> _Given problem_
Set down the material once more, exactly as it appears.

>> begin Exercise materials

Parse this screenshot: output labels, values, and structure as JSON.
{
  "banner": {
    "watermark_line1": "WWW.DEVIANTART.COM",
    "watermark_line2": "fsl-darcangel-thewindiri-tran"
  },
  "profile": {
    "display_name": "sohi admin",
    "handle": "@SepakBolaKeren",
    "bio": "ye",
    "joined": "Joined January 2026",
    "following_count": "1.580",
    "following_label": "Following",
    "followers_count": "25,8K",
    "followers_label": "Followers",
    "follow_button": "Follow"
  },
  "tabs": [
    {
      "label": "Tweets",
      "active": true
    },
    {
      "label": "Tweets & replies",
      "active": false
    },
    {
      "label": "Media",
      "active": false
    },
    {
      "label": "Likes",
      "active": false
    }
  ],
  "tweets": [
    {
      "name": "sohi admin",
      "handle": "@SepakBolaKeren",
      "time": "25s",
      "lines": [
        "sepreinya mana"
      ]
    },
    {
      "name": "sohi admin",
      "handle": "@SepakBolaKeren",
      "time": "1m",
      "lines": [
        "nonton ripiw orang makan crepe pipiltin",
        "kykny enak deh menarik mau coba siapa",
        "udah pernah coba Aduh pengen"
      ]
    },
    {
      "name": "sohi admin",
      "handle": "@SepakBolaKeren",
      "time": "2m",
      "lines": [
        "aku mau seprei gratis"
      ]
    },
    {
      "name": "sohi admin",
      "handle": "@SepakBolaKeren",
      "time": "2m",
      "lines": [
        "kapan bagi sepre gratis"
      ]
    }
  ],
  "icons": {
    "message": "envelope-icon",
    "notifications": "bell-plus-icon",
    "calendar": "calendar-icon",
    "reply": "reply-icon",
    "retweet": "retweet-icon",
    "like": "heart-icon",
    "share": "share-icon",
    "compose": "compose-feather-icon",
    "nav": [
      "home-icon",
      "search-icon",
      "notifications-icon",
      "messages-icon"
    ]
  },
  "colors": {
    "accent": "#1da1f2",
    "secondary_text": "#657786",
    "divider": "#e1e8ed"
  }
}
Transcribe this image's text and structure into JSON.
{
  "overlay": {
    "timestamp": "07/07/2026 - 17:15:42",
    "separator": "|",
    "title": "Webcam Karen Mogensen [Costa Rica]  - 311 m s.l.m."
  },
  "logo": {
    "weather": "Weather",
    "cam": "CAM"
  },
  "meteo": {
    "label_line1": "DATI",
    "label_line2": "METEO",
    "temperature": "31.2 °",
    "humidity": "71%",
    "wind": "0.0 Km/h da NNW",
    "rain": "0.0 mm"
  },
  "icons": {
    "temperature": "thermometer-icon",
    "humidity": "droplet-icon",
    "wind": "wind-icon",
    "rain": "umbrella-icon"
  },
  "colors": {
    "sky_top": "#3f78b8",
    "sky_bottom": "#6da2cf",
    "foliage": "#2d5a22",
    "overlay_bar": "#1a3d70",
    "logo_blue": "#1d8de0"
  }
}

>> end Exercise materials

> _Task response_
Parse this screenshot: output labels, values, and structure as JSON.
{
  "banner": {
    "watermark_line1": "WWW.DEVIANTART.COM",
    "watermark_line2": "fsl-darcangel-thewindiri-tran"
  },
  "profile": {
    "display_name": "sohi admin",
    "handle": "@SepakBolaKeren",
    "bio": "ye",
    "joined": "Joined January 2026",
    "following_count": "1.580",
    "following_label": "Following",
    "followers_count": "25,8K",
    "followers_label": "Followers",
    "follow_button": "Follow"
  },
  "tabs": [
    {
      "label": "Tweets",
      "active": true
    },
    {
      "label": "Tweets & replies",
      "active": false
    },
    {
      "label": "Media",
      "active": false
    },
    {
      "label": "Likes",
      "active": false
    }
  ],
  "tweets": [
    {
      "name": "sohi admin",
      "handle": "@SepakBolaKeren",
      "time": "25s",
      "lines": [
        "sepreinya mana"
      ]
    },
    {
      "name": "sohi admin",
      "handle": "@SepakBolaKeren",
      "time": "1m",
      "lines": [
        "nonton ripiw orang makan crepe pipiltin",
        "kykny enak deh menarik mau coba siapa",
        "udah pernah coba Aduh pengen"
      ]
    },
    {
      "name": "sohi admin",
      "handle": "@SepakBolaKeren",
      "time": "2m",
      "lines": [
        "aku mau seprei gratis"
      ]
    },
    {
      "name": "sohi admin",
      "handle": "@SepakBolaKeren",
      "time": "2m",
      "lines": [
        "kapan bagi sepre gratis"
      ]
    }
  ],
  "icons": {
    "message": "envelope-icon",
    "notifications": "bell-plus-icon",
    "calendar": "calendar-icon",
    "reply": "reply-icon",
    "retweet": "retweet-icon",
    "like": "heart-icon",
    "share": "share-icon",
    "compose": "compose-feather-icon",
    "nav": [
      "home-icon",
      "search-icon",
      "notifications-icon",
      "messages-icon"
    ]
  },
  "colors": {
    "accent": "#1da1f2",
    "secondary_text": "#657786",
    "divider": "#e1e8ed"
  }
}
Transcribe this image's text and structure into JSON.
{
  "overlay": {
    "timestamp": "07/07/2026 - 17:15:42",
    "separator": "|",
    "title": "Webcam Karen Mogensen [Costa Rica]  - 311 m s.l.m."
  },
  "logo": {
    "weather": "Weather",
    "cam": "CAM"
  },
  "meteo": {
    "label_line1": "DATI",
    "label_line2": "METEO",
    "temperature": "31.2 °",
    "humidity": "71%",
    "wind": "0.0 Km/h da NNW",
    "rain": "0.0 mm"
  },
  "icons": {
    "temperature": "thermometer-icon",
    "humidity": "droplet-icon",
    "wind": "wind-icon",
    "rain": "umbrella-icon"
  },
  "colors": {
    "sky_top": "#3f78b8",
    "sky_bottom": "#6da2cf",
    "foliage": "#2d5a22",
    "overlay_bar": "#1a3d70",
    "logo_blue": "#1d8de0"
  }
}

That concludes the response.